■ **To be done**:
Please give the data below again in full, exactly as it stands.

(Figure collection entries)
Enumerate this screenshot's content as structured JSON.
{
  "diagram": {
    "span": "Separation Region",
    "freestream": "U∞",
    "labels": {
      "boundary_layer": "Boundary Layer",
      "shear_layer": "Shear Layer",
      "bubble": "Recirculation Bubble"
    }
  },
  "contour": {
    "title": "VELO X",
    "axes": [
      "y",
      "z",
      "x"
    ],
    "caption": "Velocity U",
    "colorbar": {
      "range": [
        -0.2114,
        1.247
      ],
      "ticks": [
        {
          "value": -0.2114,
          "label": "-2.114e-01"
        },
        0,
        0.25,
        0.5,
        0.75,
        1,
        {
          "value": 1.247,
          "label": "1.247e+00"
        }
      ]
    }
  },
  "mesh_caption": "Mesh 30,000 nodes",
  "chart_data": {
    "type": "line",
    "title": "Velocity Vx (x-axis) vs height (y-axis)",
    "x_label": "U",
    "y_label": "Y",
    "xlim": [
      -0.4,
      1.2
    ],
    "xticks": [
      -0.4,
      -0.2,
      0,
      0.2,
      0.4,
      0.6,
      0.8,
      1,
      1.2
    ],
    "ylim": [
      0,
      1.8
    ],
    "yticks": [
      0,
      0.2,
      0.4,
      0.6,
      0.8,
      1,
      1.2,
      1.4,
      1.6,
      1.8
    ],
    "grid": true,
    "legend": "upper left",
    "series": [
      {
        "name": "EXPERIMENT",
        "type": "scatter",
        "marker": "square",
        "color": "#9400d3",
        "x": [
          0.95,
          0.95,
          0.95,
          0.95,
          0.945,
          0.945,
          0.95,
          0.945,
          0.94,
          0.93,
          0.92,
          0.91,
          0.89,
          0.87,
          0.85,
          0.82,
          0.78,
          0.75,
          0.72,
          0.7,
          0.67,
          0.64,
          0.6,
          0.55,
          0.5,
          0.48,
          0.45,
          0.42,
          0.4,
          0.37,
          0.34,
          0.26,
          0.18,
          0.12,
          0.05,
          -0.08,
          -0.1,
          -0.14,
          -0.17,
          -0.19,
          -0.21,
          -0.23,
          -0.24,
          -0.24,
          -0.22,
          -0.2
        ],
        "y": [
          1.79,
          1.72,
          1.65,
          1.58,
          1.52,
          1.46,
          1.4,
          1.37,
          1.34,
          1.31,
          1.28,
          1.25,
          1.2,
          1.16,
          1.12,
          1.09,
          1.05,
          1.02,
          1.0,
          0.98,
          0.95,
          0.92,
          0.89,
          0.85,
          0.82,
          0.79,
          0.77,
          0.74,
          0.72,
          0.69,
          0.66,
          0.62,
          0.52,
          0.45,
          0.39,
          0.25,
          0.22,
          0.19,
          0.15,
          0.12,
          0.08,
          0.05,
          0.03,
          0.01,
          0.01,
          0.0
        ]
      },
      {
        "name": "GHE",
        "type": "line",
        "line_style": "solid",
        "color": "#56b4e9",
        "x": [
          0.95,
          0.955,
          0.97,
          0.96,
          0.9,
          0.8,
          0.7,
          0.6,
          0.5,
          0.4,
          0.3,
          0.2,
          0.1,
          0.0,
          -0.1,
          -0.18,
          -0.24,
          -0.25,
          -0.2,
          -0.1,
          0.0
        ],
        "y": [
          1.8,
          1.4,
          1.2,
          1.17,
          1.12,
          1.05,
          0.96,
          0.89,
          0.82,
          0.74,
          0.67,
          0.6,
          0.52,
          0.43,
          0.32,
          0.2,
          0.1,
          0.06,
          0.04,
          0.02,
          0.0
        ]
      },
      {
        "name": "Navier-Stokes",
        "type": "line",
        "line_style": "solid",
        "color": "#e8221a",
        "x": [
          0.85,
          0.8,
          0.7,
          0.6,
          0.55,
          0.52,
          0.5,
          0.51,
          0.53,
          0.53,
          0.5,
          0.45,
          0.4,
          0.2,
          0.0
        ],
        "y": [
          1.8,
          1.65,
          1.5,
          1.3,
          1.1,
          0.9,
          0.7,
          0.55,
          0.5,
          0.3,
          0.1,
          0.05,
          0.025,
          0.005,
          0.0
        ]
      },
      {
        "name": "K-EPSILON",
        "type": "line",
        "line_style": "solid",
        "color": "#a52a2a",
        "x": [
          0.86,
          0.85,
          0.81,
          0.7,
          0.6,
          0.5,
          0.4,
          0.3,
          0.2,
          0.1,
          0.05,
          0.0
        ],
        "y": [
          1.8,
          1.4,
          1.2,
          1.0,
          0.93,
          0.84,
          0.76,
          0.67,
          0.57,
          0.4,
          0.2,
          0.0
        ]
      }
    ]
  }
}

■ **Exercise result**:
Enumerate this screenshot's content as structured JSON.
{
  "diagram": {
    "span": "Separation Region",
    "freestream": "U∞",
    "labels": {
      "boundary_layer": "Boundary Layer",
      "shear_layer": "Shear Layer",
      "bubble": "Recirculation Bubble"
    }
  },
  "contour": {
    "title": "VELO X",
    "axes": [
      "y",
      "z",
      "x"
    ],
    "caption": "Velocity U",
    "colorbar": {
      "range": [
        -0.2114,
        1.247
      ],
      "ticks": [
        {
          "value": -0.2114,
          "label": "-2.114e-01"
        },
        0,
        0.25,
        0.5,
        0.75,
        1,
        {
          "value": 1.247,
          "label": "1.247e+00"
        }
      ]
    }
  },
  "mesh_caption": "Mesh 30,000 nodes",
  "chart_data": {
    "type": "line",
    "title": "Velocity Vx (x-axis) vs height (y-axis)",
    "x_label": "U",
    "y_label": "Y",
    "xlim": [
      -0.4,
      1.2
    ],
    "xticks": [
      -0.4,
      -0.2,
      0,
      0.2,
      0.4,
      0.6,
      0.8,
      1,
      1.2
    ],
    "ylim": [
      0,
      1.8
    ],
    "yticks": [
      0,
      0.2,
      0.4,
      0.6,
      0.8,
      1,
      1.2,
      1.4,
      1.6,
      1.8
    ],
    "grid": true,
    "legend": "upper left",
    "series": [
      {
        "name": "EXPERIMENT",
        "type": "scatter",
        "marker": "square",
        "color": "#9400d3",
        "x": [
          0.95,
          0.95,
          0.95,
          0.95,
          0.945,
          0.945,
          0.95,
          0.945,
          0.94,
          0.93,
          0.92,
          0.91,
          0.89,
          0.87,
          0.85,
          0.82,
          0.78,
          0.75,
          0.72,
          0.7,
          0.67,
          0.64,
          0.6,
          0.55,
          0.5,
          0.48,
          0.45,
          0.42,
          0.4,
          0.37,
          0.34,
          0.26,
          0.18,
          0.12,
          0.05,
          -0.08,
          -0.1,
          -0.14,
          -0.17,
          -0.19,
          -0.21,
          -0.23,
          -0.24,
          -0.24,
          -0.22,
          -0.2
        ],
        "y": [
          1.79,
          1.72,
          1.65,
          1.58,
          1.52,
          1.46,
          1.4,
          1.37,
          1.34,
          1.31,
          1.28,
          1.25,
          1.2,
          1.16,
          1.12,
          1.09,
          1.05,
          1.02,
          1.0,
          0.98,
          0.95,
          0.92,
          0.89,
          0.85,
          0.82,
          0.79,
          0.77,
          0.74,
          0.72,
          0.69,
          0.66,
          0.62,
          0.52,
          0.45,
          0.39,
          0.25,
          0.22,
          0.19,
          0.15,
          0.12,
          0.08,
          0.05,
          0.03,
          0.01,
          0.01,
          0.0
        ]
      },
      {
        "name": "GHE",
        "type": "line",
        "line_style": "solid",
        "color": "#56b4e9",
        "x": [
          0.95,
          0.955,
          0.97,
          0.96,
          0.9,
          0.8,
          0.7,
          0.6,
          0.5,
          0.4,
          0.3,
          0.2,
          0.1,
          0.0,
          -0.1,
          -0.18,
          -0.24,
          -0.25,
          -0.2,
          -0.1,
          0.0
        ],
        "y": [
          1.8,
          1.4,
          1.2,
          1.17,
          1.12,
          1.05,
          0.96,
          0.89,
          0.82,
          0.74,
          0.67,
          0.6,
          0.52,
          0.43,
          0.32,
          0.2,
          0.1,
          0.06,
          0.04,
          0.02,
          0.0
        ]
      },
      {
        "name": "Navier-Stokes",
        "type": "line",
        "line_style": "solid",
        "color": "#e8221a",
        "x": [
          0.85,
          0.8,
          0.7,
          0.6,
          0.55,
          0.52,
          0.5,
          0.51,
          0.53,
          0.53,
          0.5,
          0.45,
          0.4,
          0.2,
          0.0
        ],
        "y": [
          1.8,
          1.65,
          1.5,
          1.3,
          1.1,
          0.9,
          0.7,
          0.55,
          0.5,
          0.3,
          0.1,
          0.05,
          0.025,
          0.005,
          0.0
        ]
      },
      {
        "name": "K-EPSILON",
        "type": "line",
        "line_style": "solid",
        "color": "#a52a2a",
        "x": [
          0.86,
          0.85,
          0.81,
          0.7,
          0.6,
          0.5,
          0.4,
          0.3,
          0.2,
          0.1,
          0.05,
          0.0
        ],
        "y": [
          1.8,
          1.4,
          1.2,
          1.0,
          0.93,
          0.84,
          0.76,
          0.67,
          0.57,
          0.4,
          0.2,
          0.0
        ]
      }
    ]
  }
}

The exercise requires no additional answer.